(Figure record extracts)

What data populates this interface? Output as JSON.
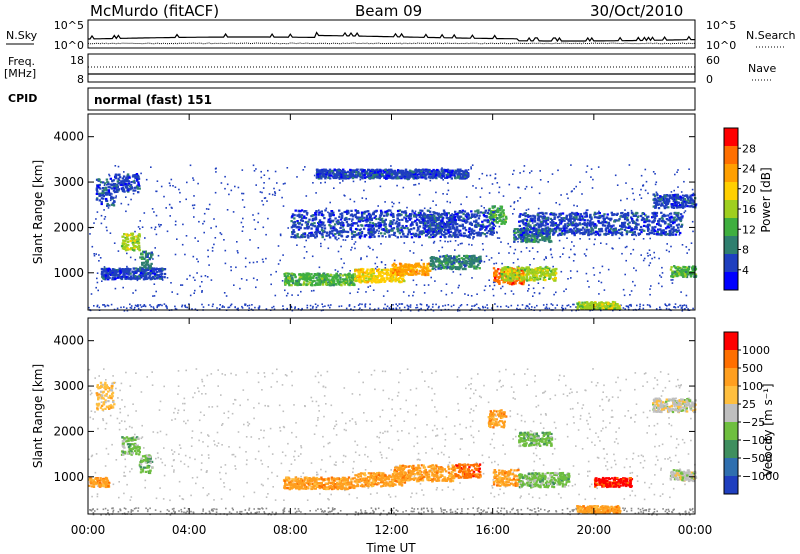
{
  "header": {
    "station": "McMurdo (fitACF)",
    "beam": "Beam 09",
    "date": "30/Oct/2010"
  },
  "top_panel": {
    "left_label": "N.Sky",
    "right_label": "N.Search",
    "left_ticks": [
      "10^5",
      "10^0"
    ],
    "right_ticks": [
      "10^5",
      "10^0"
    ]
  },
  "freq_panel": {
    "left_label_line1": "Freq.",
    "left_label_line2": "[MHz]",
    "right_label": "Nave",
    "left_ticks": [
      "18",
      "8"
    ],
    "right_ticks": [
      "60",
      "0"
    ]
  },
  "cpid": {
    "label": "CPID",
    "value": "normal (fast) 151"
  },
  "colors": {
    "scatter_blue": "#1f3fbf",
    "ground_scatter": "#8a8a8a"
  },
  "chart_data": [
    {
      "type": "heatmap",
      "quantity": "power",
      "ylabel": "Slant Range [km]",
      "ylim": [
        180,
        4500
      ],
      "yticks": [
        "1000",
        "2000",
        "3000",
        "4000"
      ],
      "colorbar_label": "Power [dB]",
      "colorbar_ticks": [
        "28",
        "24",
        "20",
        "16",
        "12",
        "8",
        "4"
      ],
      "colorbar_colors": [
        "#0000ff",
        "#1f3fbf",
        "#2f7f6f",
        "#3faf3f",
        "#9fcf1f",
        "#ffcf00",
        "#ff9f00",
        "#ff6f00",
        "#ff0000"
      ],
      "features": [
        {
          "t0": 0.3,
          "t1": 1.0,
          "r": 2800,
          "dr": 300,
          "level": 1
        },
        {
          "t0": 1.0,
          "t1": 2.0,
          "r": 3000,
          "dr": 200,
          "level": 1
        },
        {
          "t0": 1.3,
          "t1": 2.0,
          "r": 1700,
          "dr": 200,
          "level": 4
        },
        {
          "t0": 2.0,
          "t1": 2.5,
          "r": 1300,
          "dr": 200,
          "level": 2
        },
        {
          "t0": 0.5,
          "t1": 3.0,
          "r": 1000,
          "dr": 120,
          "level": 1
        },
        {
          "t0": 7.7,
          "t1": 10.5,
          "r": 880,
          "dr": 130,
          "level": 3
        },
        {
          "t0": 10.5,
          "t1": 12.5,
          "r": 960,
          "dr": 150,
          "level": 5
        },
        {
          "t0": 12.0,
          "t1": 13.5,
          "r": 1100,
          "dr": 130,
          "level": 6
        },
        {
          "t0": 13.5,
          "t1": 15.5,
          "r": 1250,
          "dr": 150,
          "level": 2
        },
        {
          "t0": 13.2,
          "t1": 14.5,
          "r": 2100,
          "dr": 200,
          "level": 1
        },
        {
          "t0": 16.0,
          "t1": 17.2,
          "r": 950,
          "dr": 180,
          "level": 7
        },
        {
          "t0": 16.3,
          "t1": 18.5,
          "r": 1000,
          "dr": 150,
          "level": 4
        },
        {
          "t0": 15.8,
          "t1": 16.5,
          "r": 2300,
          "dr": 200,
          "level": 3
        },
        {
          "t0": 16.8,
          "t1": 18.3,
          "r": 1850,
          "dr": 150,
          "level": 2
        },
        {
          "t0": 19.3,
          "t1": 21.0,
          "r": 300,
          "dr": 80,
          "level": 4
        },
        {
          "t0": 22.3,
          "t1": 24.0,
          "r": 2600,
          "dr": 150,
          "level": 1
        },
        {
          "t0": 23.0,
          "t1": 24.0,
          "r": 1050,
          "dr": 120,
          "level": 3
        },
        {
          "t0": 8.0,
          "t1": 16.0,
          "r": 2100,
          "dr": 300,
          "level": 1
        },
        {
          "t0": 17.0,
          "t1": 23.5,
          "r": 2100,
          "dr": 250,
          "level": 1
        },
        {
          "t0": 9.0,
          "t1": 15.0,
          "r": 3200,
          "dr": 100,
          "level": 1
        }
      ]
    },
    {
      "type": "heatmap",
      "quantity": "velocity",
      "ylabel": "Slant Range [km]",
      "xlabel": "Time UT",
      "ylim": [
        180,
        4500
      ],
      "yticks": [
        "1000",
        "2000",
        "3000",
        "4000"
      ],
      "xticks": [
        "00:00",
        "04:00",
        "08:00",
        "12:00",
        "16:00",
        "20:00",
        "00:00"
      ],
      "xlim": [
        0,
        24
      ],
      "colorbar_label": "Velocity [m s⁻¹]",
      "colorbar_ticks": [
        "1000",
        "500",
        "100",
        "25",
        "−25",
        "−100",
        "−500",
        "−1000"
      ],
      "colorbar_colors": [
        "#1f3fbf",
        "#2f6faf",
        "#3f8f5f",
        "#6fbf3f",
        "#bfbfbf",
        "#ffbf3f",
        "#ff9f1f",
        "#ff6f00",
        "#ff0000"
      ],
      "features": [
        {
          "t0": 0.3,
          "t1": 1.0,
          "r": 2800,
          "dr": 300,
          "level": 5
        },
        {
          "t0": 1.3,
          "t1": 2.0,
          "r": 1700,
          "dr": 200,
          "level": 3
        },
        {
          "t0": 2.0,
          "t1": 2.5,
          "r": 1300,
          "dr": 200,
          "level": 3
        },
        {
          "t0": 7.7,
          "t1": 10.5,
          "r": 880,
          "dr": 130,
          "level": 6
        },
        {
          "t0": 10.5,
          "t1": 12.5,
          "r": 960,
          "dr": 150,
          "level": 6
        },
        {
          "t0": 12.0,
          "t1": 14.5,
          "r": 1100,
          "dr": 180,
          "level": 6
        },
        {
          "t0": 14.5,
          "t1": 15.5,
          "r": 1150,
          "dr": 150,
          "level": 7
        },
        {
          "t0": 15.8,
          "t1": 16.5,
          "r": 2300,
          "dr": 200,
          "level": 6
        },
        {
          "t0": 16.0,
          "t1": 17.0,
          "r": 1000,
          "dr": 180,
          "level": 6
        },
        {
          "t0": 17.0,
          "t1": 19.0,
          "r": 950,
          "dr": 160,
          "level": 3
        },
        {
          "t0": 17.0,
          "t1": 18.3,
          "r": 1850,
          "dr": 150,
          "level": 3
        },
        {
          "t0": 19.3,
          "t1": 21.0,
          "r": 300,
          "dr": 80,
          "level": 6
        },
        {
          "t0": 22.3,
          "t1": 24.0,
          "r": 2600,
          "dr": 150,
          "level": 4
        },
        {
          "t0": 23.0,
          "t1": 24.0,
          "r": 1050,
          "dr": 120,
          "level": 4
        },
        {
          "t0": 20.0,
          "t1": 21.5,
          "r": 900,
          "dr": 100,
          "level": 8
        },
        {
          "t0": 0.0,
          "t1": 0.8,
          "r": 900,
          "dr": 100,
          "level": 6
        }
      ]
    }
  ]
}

→ **Exercise details**: Repeat the material exactly as it reads, without any of its pictures.

→ **The result**:
What data populates this interface? Output as JSON.
{
  "header": {
    "station": "McMurdo (fitACF)",
    "beam": "Beam 09",
    "date": "30/Oct/2010"
  },
  "top_panel": {
    "left_label": "N.Sky",
    "right_label": "N.Search",
    "left_ticks": [
      "10^5",
      "10^0"
    ],
    "right_ticks": [
      "10^5",
      "10^0"
    ]
  },
  "freq_panel": {
    "left_label_line1": "Freq.",
    "left_label_line2": "[MHz]",
    "right_label": "Nave",
    "left_ticks": [
      "18",
      "8"
    ],
    "right_ticks": [
      "60",
      "0"
    ]
  },
  "cpid": {
    "label": "CPID",
    "value": "normal (fast) 151"
  },
  "colors": {
    "scatter_blue": "#1f3fbf",
    "ground_scatter": "#8a8a8a"
  },
  "chart_data": [
    {
      "type": "heatmap",
      "quantity": "power",
      "ylabel": "Slant Range [km]",
      "ylim": [
        180,
        4500
      ],
      "yticks": [
        "1000",
        "2000",
        "3000",
        "4000"
      ],
      "colorbar_label": "Power [dB]",
      "colorbar_ticks": [
        "28",
        "24",
        "20",
        "16",
        "12",
        "8",
        "4"
      ],
      "colorbar_colors": [
        "#0000ff",
        "#1f3fbf",
        "#2f7f6f",
        "#3faf3f",
        "#9fcf1f",
        "#ffcf00",
        "#ff9f00",
        "#ff6f00",
        "#ff0000"
      ],
      "features": [
        {
          "t0": 0.3,
          "t1": 1.0,
          "r": 2800,
          "dr": 300,
          "level": 1
        },
        {
          "t0": 1.0,
          "t1": 2.0,
          "r": 3000,
          "dr": 200,
          "level": 1
        },
        {
          "t0": 1.3,
          "t1": 2.0,
          "r": 1700,
          "dr": 200,
          "level": 4
        },
        {
          "t0": 2.0,
          "t1": 2.5,
          "r": 1300,
          "dr": 200,
          "level": 2
        },
        {
          "t0": 0.5,
          "t1": 3.0,
          "r": 1000,
          "dr": 120,
          "level": 1
        },
        {
          "t0": 7.7,
          "t1": 10.5,
          "r": 880,
          "dr": 130,
          "level": 3
        },
        {
          "t0": 10.5,
          "t1": 12.5,
          "r": 960,
          "dr": 150,
          "level": 5
        },
        {
          "t0": 12.0,
          "t1": 13.5,
          "r": 1100,
          "dr": 130,
          "level": 6
        },
        {
          "t0": 13.5,
          "t1": 15.5,
          "r": 1250,
          "dr": 150,
          "level": 2
        },
        {
          "t0": 13.2,
          "t1": 14.5,
          "r": 2100,
          "dr": 200,
          "level": 1
        },
        {
          "t0": 16.0,
          "t1": 17.2,
          "r": 950,
          "dr": 180,
          "level": 7
        },
        {
          "t0": 16.3,
          "t1": 18.5,
          "r": 1000,
          "dr": 150,
          "level": 4
        },
        {
          "t0": 15.8,
          "t1": 16.5,
          "r": 2300,
          "dr": 200,
          "level": 3
        },
        {
          "t0": 16.8,
          "t1": 18.3,
          "r": 1850,
          "dr": 150,
          "level": 2
        },
        {
          "t0": 19.3,
          "t1": 21.0,
          "r": 300,
          "dr": 80,
          "level": 4
        },
        {
          "t0": 22.3,
          "t1": 24.0,
          "r": 2600,
          "dr": 150,
          "level": 1
        },
        {
          "t0": 23.0,
          "t1": 24.0,
          "r": 1050,
          "dr": 120,
          "level": 3
        },
        {
          "t0": 8.0,
          "t1": 16.0,
          "r": 2100,
          "dr": 300,
          "level": 1
        },
        {
          "t0": 17.0,
          "t1": 23.5,
          "r": 2100,
          "dr": 250,
          "level": 1
        },
        {
          "t0": 9.0,
          "t1": 15.0,
          "r": 3200,
          "dr": 100,
          "level": 1
        }
      ]
    },
    {
      "type": "heatmap",
      "quantity": "velocity",
      "ylabel": "Slant Range [km]",
      "xlabel": "Time UT",
      "ylim": [
        180,
        4500
      ],
      "yticks": [
        "1000",
        "2000",
        "3000",
        "4000"
      ],
      "xticks": [
        "00:00",
        "04:00",
        "08:00",
        "12:00",
        "16:00",
        "20:00",
        "00:00"
      ],
      "xlim": [
        0,
        24
      ],
      "colorbar_label": "Velocity [m s⁻¹]",
      "colorbar_ticks": [
        "1000",
        "500",
        "100",
        "25",
        "−25",
        "−100",
        "−500",
        "−1000"
      ],
      "colorbar_colors": [
        "#1f3fbf",
        "#2f6faf",
        "#3f8f5f",
        "#6fbf3f",
        "#bfbfbf",
        "#ffbf3f",
        "#ff9f1f",
        "#ff6f00",
        "#ff0000"
      ],
      "features": [
        {
          "t0": 0.3,
          "t1": 1.0,
          "r": 2800,
          "dr": 300,
          "level": 5
        },
        {
          "t0": 1.3,
          "t1": 2.0,
          "r": 1700,
          "dr": 200,
          "level": 3
        },
        {
          "t0": 2.0,
          "t1": 2.5,
          "r": 1300,
          "dr": 200,
          "level": 3
        },
        {
          "t0": 7.7,
          "t1": 10.5,
          "r": 880,
          "dr": 130,
          "level": 6
        },
        {
          "t0": 10.5,
          "t1": 12.5,
          "r": 960,
          "dr": 150,
          "level": 6
        },
        {
          "t0": 12.0,
          "t1": 14.5,
          "r": 1100,
          "dr": 180,
          "level": 6
        },
        {
          "t0": 14.5,
          "t1": 15.5,
          "r": 1150,
          "dr": 150,
          "level": 7
        },
        {
          "t0": 15.8,
          "t1": 16.5,
          "r": 2300,
          "dr": 200,
          "level": 6
        },
        {
          "t0": 16.0,
          "t1": 17.0,
          "r": 1000,
          "dr": 180,
          "level": 6
        },
        {
          "t0": 17.0,
          "t1": 19.0,
          "r": 950,
          "dr": 160,
          "level": 3
        },
        {
          "t0": 17.0,
          "t1": 18.3,
          "r": 1850,
          "dr": 150,
          "level": 3
        },
        {
          "t0": 19.3,
          "t1": 21.0,
          "r": 300,
          "dr": 80,
          "level": 6
        },
        {
          "t0": 22.3,
          "t1": 24.0,
          "r": 2600,
          "dr": 150,
          "level": 4
        },
        {
          "t0": 23.0,
          "t1": 24.0,
          "r": 1050,
          "dr": 120,
          "level": 4
        },
        {
          "t0": 20.0,
          "t1": 21.5,
          "r": 900,
          "dr": 100,
          "level": 8
        },
        {
          "t0": 0.0,
          "t1": 0.8,
          "r": 900,
          "dr": 100,
          "level": 6
        }
      ]
    }
  ]
}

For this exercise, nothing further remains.